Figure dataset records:
####

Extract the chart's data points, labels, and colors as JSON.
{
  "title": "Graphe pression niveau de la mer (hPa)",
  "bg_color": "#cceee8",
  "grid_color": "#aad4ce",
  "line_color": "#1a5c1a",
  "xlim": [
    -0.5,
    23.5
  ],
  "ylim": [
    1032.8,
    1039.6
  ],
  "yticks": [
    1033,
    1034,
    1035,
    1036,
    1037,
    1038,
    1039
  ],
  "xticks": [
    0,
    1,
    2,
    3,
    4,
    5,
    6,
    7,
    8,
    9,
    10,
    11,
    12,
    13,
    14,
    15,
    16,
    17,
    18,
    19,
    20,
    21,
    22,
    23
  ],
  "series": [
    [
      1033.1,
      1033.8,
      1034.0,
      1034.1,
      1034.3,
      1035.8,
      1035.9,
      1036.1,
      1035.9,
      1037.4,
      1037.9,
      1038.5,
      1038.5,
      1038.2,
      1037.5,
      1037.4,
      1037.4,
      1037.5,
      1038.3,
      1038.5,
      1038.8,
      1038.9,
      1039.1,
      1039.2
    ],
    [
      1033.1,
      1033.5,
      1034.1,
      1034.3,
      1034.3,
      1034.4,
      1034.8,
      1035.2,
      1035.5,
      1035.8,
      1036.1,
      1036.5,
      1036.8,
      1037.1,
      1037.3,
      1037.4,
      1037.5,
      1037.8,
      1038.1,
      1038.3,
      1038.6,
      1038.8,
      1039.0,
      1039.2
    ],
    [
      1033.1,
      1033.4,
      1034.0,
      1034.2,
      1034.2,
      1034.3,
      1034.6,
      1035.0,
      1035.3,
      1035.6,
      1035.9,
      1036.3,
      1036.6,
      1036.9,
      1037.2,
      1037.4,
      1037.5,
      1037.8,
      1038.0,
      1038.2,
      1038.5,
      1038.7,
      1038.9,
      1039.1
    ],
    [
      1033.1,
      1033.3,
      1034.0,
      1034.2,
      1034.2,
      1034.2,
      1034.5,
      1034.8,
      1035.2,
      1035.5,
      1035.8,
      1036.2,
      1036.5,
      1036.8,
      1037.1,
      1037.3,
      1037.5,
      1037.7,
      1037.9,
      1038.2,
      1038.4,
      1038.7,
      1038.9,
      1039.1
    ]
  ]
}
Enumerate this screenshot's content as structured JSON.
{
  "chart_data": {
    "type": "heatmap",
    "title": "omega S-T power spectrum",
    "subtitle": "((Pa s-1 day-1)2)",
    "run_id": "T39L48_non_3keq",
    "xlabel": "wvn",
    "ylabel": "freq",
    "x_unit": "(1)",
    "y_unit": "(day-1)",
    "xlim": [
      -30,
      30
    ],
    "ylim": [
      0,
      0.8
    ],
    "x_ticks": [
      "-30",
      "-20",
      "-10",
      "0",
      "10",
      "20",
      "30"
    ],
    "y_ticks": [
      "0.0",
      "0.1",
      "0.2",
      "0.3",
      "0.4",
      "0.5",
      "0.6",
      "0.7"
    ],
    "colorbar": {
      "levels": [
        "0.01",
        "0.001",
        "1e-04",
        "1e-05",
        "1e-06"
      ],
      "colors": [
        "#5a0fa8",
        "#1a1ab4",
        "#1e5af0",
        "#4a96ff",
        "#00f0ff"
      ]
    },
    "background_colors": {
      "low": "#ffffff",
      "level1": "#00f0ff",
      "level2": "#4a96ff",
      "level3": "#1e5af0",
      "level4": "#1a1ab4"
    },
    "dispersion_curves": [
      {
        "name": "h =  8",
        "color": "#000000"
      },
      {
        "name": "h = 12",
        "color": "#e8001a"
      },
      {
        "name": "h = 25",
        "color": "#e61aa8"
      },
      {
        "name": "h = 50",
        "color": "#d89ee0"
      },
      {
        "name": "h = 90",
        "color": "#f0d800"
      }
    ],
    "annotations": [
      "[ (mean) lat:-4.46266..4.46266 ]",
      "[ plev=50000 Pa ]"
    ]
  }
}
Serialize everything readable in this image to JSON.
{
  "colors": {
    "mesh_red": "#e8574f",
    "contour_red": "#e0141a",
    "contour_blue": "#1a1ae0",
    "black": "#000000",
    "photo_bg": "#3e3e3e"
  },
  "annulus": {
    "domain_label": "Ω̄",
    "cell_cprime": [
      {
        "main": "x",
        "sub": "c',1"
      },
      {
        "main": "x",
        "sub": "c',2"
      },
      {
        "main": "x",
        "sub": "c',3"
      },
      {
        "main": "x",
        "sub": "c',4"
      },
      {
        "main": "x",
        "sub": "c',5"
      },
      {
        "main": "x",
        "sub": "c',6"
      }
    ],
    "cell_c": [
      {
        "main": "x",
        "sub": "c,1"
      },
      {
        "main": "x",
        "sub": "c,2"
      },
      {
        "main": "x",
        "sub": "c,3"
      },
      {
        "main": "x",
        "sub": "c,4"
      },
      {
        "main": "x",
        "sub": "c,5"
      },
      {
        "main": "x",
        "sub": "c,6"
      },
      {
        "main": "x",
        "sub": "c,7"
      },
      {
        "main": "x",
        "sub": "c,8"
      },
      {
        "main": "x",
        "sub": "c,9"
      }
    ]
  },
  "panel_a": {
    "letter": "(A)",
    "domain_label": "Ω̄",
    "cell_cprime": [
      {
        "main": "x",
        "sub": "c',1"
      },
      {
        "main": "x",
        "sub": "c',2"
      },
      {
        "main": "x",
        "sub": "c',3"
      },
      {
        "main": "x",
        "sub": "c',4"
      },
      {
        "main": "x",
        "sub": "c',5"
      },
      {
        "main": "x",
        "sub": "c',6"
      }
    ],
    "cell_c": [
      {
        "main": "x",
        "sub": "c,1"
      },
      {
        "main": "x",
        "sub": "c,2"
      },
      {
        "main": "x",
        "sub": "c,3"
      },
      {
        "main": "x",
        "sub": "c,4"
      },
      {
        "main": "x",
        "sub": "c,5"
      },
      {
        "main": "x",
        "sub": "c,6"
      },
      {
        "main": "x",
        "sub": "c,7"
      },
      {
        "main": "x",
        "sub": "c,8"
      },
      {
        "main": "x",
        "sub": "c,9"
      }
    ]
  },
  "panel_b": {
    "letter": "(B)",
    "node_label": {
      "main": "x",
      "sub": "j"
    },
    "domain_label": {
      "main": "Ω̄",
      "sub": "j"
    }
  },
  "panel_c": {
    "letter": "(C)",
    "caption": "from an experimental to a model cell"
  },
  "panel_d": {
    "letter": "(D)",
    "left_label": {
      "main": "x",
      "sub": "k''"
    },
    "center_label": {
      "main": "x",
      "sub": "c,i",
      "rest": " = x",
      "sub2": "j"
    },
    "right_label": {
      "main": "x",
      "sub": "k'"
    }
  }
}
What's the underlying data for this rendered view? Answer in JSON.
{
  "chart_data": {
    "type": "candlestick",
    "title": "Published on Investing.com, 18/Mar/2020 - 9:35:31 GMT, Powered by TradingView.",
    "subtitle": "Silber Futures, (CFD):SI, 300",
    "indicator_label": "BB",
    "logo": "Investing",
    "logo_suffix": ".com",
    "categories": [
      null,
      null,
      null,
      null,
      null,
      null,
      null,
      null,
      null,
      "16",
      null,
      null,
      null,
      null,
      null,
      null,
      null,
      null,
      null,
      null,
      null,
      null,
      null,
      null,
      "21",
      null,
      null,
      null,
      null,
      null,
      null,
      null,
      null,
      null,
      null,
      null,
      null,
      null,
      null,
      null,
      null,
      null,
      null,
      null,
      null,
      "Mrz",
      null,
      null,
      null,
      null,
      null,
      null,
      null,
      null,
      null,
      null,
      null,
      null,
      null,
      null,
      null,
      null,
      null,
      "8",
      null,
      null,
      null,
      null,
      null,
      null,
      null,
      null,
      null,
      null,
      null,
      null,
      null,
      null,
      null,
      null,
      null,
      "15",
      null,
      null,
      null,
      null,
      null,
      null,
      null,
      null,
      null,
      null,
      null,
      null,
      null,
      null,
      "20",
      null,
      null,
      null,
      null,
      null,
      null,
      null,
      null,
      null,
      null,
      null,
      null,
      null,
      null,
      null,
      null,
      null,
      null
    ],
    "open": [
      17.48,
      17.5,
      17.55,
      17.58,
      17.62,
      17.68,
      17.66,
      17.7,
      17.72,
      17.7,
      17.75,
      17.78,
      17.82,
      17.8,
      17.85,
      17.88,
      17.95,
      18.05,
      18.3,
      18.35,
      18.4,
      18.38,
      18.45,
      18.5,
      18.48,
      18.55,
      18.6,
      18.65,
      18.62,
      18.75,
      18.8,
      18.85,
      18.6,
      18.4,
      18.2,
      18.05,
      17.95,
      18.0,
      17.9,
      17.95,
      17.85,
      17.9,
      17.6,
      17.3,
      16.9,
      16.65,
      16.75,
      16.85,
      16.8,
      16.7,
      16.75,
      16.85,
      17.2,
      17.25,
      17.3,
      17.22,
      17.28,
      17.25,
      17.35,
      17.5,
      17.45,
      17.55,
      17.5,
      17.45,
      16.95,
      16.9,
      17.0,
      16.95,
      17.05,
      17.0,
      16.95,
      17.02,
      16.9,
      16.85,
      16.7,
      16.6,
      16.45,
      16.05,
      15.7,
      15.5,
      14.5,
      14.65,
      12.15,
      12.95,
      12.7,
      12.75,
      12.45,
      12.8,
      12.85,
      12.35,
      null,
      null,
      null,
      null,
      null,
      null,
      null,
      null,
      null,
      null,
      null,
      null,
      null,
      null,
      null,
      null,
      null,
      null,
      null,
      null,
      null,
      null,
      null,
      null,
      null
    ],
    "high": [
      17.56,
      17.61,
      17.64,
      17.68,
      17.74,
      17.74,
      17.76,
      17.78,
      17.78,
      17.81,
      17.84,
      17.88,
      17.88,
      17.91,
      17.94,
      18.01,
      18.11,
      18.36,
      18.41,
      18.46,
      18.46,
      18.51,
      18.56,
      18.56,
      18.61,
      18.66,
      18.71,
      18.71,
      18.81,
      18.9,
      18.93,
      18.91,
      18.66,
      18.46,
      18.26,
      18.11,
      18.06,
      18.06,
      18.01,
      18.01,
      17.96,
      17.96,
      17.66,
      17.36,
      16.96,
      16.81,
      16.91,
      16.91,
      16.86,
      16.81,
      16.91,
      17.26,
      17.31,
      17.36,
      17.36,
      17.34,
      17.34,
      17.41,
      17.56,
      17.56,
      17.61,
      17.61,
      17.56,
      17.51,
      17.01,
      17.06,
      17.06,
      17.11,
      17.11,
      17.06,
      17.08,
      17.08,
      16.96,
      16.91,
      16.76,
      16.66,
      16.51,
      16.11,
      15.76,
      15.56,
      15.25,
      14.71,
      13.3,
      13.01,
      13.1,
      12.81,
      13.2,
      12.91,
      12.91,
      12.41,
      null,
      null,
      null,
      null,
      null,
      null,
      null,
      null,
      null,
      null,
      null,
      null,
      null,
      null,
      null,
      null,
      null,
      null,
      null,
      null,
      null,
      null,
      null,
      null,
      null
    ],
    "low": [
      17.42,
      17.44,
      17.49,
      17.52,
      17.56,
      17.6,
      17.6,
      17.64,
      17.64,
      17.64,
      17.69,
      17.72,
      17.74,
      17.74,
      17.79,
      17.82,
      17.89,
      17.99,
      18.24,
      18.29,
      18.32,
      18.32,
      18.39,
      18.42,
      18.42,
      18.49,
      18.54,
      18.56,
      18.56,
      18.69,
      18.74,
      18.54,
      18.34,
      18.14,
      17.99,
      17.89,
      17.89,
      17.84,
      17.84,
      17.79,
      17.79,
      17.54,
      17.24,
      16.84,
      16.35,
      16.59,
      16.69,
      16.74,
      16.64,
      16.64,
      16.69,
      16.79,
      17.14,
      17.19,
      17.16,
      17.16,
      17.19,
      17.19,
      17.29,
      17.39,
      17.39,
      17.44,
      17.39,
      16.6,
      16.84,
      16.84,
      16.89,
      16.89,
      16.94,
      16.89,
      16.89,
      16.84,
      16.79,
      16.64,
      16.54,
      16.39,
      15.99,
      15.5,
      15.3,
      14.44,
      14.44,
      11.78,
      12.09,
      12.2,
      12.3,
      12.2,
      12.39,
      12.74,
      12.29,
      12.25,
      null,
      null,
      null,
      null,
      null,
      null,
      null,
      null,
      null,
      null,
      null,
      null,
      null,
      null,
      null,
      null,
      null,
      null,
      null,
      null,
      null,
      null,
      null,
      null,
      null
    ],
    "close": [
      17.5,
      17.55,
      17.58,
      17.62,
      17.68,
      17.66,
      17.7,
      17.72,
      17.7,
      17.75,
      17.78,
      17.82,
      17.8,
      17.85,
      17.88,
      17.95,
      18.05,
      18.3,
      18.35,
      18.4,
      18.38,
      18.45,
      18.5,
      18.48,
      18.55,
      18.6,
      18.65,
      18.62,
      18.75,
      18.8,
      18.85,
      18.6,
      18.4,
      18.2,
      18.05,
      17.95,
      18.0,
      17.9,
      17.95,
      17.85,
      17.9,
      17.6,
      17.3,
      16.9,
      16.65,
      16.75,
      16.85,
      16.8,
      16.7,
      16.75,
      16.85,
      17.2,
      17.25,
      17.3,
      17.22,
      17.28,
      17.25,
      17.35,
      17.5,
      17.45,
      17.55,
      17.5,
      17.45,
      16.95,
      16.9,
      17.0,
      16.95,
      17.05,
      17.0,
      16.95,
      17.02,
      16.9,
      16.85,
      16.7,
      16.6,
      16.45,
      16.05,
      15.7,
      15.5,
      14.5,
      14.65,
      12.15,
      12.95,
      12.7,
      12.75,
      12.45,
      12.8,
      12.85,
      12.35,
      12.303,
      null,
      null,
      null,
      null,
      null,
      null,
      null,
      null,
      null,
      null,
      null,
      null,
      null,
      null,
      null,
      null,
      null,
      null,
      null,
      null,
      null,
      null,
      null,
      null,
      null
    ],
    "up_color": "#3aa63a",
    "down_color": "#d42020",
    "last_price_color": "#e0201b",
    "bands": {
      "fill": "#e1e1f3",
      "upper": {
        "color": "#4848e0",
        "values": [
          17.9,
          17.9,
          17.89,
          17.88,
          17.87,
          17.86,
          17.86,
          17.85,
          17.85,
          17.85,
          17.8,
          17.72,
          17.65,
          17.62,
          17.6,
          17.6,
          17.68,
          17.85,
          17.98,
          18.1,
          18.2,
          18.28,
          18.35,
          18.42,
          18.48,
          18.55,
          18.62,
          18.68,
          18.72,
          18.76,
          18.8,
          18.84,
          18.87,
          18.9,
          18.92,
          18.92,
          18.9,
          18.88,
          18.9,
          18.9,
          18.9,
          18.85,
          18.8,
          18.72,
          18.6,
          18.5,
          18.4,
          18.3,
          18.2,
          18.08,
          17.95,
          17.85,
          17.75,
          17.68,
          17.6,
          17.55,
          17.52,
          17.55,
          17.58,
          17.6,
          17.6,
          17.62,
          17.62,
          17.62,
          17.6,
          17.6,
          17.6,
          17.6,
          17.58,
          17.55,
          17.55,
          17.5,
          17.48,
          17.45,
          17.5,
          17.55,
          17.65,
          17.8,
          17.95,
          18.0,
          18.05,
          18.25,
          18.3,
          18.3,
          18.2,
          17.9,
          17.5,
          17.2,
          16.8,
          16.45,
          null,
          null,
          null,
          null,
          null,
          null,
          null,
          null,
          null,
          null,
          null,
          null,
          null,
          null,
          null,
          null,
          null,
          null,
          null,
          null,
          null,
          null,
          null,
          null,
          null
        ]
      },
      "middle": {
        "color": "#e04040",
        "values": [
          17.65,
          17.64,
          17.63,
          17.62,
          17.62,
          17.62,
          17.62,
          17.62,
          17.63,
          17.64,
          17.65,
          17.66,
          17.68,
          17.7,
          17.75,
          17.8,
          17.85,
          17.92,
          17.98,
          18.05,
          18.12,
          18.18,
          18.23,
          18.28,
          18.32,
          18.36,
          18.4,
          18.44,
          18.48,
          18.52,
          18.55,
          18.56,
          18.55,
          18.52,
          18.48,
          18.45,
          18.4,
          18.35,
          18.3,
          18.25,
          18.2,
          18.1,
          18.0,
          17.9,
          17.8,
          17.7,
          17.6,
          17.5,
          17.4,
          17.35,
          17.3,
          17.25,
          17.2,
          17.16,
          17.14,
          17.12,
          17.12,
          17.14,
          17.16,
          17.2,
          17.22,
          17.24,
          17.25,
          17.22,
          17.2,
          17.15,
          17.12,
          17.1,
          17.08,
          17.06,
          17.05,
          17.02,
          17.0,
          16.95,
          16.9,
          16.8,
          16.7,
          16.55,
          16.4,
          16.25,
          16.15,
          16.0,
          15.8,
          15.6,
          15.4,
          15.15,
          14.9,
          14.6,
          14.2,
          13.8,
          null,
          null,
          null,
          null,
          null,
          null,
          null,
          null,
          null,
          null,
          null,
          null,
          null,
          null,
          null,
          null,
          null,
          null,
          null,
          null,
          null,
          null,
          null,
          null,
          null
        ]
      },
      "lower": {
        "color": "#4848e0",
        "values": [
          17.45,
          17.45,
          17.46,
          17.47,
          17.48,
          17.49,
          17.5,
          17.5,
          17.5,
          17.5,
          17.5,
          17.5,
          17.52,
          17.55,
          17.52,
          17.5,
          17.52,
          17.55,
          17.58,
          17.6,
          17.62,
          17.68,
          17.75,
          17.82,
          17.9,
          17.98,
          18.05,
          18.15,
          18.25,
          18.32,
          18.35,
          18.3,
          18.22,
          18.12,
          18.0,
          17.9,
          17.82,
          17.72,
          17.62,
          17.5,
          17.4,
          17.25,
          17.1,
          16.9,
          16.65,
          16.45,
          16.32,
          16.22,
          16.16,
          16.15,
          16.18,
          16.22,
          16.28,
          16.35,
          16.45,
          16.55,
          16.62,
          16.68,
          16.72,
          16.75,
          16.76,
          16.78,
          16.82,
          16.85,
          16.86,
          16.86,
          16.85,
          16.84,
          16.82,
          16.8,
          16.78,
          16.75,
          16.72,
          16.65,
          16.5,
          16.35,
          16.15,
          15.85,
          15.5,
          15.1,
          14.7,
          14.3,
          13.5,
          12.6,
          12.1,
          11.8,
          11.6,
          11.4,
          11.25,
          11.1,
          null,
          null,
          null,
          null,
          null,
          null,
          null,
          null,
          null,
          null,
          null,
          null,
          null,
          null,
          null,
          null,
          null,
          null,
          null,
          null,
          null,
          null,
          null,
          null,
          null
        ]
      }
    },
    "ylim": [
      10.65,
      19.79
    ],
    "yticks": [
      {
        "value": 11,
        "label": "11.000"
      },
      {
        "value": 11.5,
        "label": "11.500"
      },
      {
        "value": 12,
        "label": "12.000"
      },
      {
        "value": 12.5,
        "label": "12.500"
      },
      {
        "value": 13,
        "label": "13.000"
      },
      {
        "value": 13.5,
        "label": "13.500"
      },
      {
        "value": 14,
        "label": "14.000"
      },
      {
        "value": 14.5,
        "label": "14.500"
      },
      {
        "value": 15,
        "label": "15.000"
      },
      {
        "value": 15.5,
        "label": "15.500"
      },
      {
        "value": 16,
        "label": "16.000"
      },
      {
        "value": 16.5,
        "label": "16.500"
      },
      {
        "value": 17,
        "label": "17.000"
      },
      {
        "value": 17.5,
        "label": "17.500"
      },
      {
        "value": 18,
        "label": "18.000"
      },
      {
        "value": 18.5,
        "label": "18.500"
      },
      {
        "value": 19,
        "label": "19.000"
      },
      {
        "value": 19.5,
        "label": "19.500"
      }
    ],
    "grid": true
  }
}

####

* JOB
Which lines in the records above contain the string "JSON"? Copy each one.

* EXERCISE RESPONSE
Extract the chart's data points, labels, and colors as JSON.
Enumerate this screenshot's content as structured JSON.
Serialize everything readable in this image to JSON.
What's the underlying data for this rendered view? Answer in JSON.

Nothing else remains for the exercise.